+++ Items +++
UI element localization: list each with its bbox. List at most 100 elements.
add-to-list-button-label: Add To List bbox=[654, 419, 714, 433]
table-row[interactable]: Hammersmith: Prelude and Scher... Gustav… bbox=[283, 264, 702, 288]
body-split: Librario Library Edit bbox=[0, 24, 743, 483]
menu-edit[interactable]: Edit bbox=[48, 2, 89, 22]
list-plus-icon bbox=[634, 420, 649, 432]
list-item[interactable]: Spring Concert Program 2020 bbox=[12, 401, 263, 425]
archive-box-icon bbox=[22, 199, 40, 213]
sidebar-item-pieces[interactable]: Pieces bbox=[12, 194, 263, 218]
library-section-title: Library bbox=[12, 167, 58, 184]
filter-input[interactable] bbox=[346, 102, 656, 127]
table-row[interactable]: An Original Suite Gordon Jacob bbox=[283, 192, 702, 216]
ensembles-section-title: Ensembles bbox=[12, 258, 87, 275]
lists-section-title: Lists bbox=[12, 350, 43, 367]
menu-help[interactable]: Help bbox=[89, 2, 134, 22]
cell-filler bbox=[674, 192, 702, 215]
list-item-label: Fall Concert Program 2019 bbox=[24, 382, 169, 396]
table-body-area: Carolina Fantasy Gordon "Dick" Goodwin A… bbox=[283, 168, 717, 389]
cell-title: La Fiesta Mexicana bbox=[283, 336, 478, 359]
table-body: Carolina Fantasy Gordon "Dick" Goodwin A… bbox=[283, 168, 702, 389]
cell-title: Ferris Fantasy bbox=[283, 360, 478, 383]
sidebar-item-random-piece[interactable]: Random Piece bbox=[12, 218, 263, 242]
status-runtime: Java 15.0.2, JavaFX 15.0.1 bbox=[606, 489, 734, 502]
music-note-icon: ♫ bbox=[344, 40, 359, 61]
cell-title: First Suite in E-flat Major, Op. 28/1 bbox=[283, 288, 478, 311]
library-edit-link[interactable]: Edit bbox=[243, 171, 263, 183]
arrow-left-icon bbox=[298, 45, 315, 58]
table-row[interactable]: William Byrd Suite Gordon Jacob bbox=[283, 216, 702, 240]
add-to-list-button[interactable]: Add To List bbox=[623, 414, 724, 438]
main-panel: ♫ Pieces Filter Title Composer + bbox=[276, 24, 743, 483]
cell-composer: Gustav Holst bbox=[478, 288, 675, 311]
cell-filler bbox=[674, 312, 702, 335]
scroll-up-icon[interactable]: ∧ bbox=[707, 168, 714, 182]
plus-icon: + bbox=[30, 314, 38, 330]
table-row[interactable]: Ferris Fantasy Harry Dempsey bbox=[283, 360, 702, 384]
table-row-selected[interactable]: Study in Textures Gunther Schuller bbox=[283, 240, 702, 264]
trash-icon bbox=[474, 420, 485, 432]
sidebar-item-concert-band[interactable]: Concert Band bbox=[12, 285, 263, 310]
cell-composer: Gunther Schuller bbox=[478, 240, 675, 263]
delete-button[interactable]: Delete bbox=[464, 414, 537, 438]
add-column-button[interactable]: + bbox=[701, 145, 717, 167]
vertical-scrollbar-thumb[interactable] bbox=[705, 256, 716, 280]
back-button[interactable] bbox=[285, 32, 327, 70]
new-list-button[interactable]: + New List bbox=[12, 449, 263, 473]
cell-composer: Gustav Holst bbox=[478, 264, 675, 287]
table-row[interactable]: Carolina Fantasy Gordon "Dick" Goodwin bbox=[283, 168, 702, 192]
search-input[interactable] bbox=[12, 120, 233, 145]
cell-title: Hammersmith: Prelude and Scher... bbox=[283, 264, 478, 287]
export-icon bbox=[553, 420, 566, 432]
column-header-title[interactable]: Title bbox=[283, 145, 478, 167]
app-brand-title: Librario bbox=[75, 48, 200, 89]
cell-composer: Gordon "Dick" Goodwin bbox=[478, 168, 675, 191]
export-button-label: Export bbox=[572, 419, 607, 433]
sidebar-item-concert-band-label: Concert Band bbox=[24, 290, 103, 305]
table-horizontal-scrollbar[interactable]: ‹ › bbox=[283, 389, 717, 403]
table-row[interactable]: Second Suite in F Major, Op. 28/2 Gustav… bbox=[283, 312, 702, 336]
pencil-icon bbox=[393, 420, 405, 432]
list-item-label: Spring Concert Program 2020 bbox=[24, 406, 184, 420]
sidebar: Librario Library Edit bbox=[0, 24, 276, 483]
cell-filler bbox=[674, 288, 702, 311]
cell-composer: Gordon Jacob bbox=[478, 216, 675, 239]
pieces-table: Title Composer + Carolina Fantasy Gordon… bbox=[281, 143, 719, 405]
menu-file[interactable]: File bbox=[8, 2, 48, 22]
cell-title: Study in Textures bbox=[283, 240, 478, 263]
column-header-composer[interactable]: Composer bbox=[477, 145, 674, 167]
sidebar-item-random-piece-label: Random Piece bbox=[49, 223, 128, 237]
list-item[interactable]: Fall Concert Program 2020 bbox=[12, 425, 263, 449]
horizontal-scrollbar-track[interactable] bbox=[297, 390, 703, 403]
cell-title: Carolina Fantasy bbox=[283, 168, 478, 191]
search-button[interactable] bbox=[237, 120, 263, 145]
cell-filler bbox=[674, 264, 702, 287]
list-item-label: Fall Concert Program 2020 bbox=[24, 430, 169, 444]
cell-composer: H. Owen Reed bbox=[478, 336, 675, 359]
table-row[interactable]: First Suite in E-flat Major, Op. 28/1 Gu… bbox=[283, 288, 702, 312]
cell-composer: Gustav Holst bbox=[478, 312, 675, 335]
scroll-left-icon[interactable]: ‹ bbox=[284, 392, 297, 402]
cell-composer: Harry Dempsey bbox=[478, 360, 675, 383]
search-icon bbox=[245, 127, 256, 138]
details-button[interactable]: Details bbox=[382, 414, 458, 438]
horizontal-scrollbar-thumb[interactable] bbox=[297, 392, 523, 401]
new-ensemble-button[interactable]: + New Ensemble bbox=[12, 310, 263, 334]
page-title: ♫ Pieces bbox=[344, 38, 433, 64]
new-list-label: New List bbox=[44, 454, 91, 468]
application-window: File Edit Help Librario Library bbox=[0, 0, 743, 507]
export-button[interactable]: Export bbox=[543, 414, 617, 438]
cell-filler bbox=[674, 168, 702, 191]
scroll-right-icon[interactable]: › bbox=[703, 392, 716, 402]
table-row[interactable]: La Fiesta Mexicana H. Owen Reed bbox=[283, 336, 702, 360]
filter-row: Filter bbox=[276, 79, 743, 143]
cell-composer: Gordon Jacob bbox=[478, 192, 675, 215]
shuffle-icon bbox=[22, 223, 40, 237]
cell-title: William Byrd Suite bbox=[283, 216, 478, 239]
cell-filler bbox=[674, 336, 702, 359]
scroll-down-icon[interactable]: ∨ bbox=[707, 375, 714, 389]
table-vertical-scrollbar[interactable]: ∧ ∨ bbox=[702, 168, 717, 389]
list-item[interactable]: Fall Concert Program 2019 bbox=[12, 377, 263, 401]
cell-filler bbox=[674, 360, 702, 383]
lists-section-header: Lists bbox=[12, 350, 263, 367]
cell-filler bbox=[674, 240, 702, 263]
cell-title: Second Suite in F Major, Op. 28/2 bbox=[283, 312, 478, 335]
+++
Work required: Rewrite all the items above, renaming every "cell-filler" to "cell-spacer" and leaving everything else unchanged.

Exercise solution:
UI element localization: list each with its bbox. List at most 100 elements.
add-to-list-button-label: Add To List bbox=[654, 419, 714, 433]
table-row[interactable]: Hammersmith: Prelude and Scher... Gustav… bbox=[283, 264, 702, 288]
body-split: Librario Library Edit bbox=[0, 24, 743, 483]
menu-edit[interactable]: Edit bbox=[48, 2, 89, 22]
list-plus-icon bbox=[634, 420, 649, 432]
list-item[interactable]: Spring Concert Program 2020 bbox=[12, 401, 263, 425]
archive-box-icon bbox=[22, 199, 40, 213]
sidebar-item-pieces[interactable]: Pieces bbox=[12, 194, 263, 218]
library-section-title: Library bbox=[12, 167, 58, 184]
filter-input[interactable] bbox=[346, 102, 656, 127]
table-row[interactable]: An Original Suite Gordon Jacob bbox=[283, 192, 702, 216]
ensembles-section-title: Ensembles bbox=[12, 258, 87, 275]
lists-section-title: Lists bbox=[12, 350, 43, 367]
menu-help[interactable]: Help bbox=[89, 2, 134, 22]
cell-spacer bbox=[674, 192, 702, 215]
list-item-label: Fall Concert Program 2019 bbox=[24, 382, 169, 396]
table-body-area: Carolina Fantasy Gordon "Dick" Goodwin A… bbox=[283, 168, 717, 389]
cell-title: La Fiesta Mexicana bbox=[283, 336, 478, 359]
table-body: Carolina Fantasy Gordon "Dick" Goodwin A… bbox=[283, 168, 702, 389]
cell-title: Ferris Fantasy bbox=[283, 360, 478, 383]
sidebar-item-random-piece[interactable]: Random Piece bbox=[12, 218, 263, 242]
status-runtime: Java 15.0.2, JavaFX 15.0.1 bbox=[606, 489, 734, 502]
music-note-icon: ♫ bbox=[344, 40, 359, 61]
cell-title: First Suite in E-flat Major, Op. 28/1 bbox=[283, 288, 478, 311]
library-edit-link[interactable]: Edit bbox=[243, 171, 263, 183]
arrow-left-icon bbox=[298, 45, 315, 58]
table-row[interactable]: William Byrd Suite Gordon Jacob bbox=[283, 216, 702, 240]
add-to-list-button[interactable]: Add To List bbox=[623, 414, 724, 438]
main-panel: ♫ Pieces Filter Title Composer + bbox=[276, 24, 743, 483]
cell-composer: Gustav Holst bbox=[478, 288, 675, 311]
cell-spacer bbox=[674, 312, 702, 335]
scroll-up-icon[interactable]: ∧ bbox=[707, 168, 714, 182]
plus-icon: + bbox=[30, 314, 38, 330]
table-row[interactable]: Ferris Fantasy Harry Dempsey bbox=[283, 360, 702, 384]
table-row-selected[interactable]: Study in Textures Gunther Schuller bbox=[283, 240, 702, 264]
trash-icon bbox=[474, 420, 485, 432]
sidebar-item-concert-band[interactable]: Concert Band bbox=[12, 285, 263, 310]
cell-composer: Gunther Schuller bbox=[478, 240, 675, 263]
delete-button[interactable]: Delete bbox=[464, 414, 537, 438]
add-column-button[interactable]: + bbox=[701, 145, 717, 167]
vertical-scrollbar-thumb[interactable] bbox=[705, 256, 716, 280]
back-button[interactable] bbox=[285, 32, 327, 70]
new-list-button[interactable]: + New List bbox=[12, 449, 263, 473]
cell-composer: Gustav Holst bbox=[478, 264, 675, 287]
table-row[interactable]: Carolina Fantasy Gordon "Dick" Goodwin bbox=[283, 168, 702, 192]
search-input[interactable] bbox=[12, 120, 233, 145]
cell-title: Hammersmith: Prelude and Scher... bbox=[283, 264, 478, 287]
export-icon bbox=[553, 420, 566, 432]
column-header-title[interactable]: Title bbox=[283, 145, 478, 167]
app-brand-title: Librario bbox=[75, 48, 200, 89]
cell-composer: Gordon "Dick" Goodwin bbox=[478, 168, 675, 191]
export-button-label: Export bbox=[572, 419, 607, 433]
sidebar-item-concert-band-label: Concert Band bbox=[24, 290, 103, 305]
table-horizontal-scrollbar[interactable]: ‹ › bbox=[283, 389, 717, 403]
table-row[interactable]: Second Suite in F Major, Op. 28/2 Gustav… bbox=[283, 312, 702, 336]
pencil-icon bbox=[393, 420, 405, 432]
list-item-label: Spring Concert Program 2020 bbox=[24, 406, 184, 420]
sidebar: Librario Library Edit bbox=[0, 24, 276, 483]
cell-spacer bbox=[674, 288, 702, 311]
cell-composer: Gordon Jacob bbox=[478, 216, 675, 239]
pieces-table: Title Composer + Carolina Fantasy Gordon… bbox=[281, 143, 719, 405]
menu-file[interactable]: File bbox=[8, 2, 48, 22]
cell-title: Study in Textures bbox=[283, 240, 478, 263]
column-header-composer[interactable]: Composer bbox=[477, 145, 674, 167]
sidebar-item-random-piece-label: Random Piece bbox=[49, 223, 128, 237]
list-item[interactable]: Fall Concert Program 2020 bbox=[12, 425, 263, 449]
horizontal-scrollbar-track[interactable] bbox=[297, 390, 703, 403]
cell-title: Carolina Fantasy bbox=[283, 168, 478, 191]
search-button[interactable] bbox=[237, 120, 263, 145]
cell-spacer bbox=[674, 264, 702, 287]
list-item-label: Fall Concert Program 2020 bbox=[24, 430, 169, 444]
cell-composer: H. Owen Reed bbox=[478, 336, 675, 359]
table-row[interactable]: First Suite in E-flat Major, Op. 28/1 Gu… bbox=[283, 288, 702, 312]
cell-composer: Gustav Holst bbox=[478, 312, 675, 335]
scroll-left-icon[interactable]: ‹ bbox=[284, 392, 297, 402]
cell-composer: Harry Dempsey bbox=[478, 360, 675, 383]
search-icon bbox=[245, 127, 256, 138]
details-button[interactable]: Details bbox=[382, 414, 458, 438]
horizontal-scrollbar-thumb[interactable] bbox=[297, 392, 523, 401]
new-ensemble-button[interactable]: + New Ensemble bbox=[12, 310, 263, 334]
page-title: ♫ Pieces bbox=[344, 38, 433, 64]
new-list-label: New List bbox=[44, 454, 91, 468]
application-window: File Edit Help Librario Library bbox=[0, 0, 743, 507]
export-button[interactable]: Export bbox=[543, 414, 617, 438]
cell-spacer bbox=[674, 168, 702, 191]
scroll-right-icon[interactable]: › bbox=[703, 392, 716, 402]
table-row[interactable]: La Fiesta Mexicana H. Owen Reed bbox=[283, 336, 702, 360]
filter-row: Filter bbox=[276, 79, 743, 143]
cell-composer: Gordon Jacob bbox=[478, 192, 675, 215]
shuffle-icon bbox=[22, 223, 40, 237]
cell-title: William Byrd Suite bbox=[283, 216, 478, 239]
cell-spacer bbox=[674, 336, 702, 359]
scroll-down-icon[interactable]: ∨ bbox=[707, 375, 714, 389]
table-vertical-scrollbar[interactable]: ∧ ∨ bbox=[702, 168, 717, 389]
list-item[interactable]: Fall Concert Program 2019 bbox=[12, 377, 263, 401]
cell-spacer bbox=[674, 360, 702, 383]
lists-section-header: Lists bbox=[12, 350, 263, 367]
cell-spacer bbox=[674, 240, 702, 263]
cell-title: Second Suite in F Major, Op. 28/2 bbox=[283, 312, 478, 335]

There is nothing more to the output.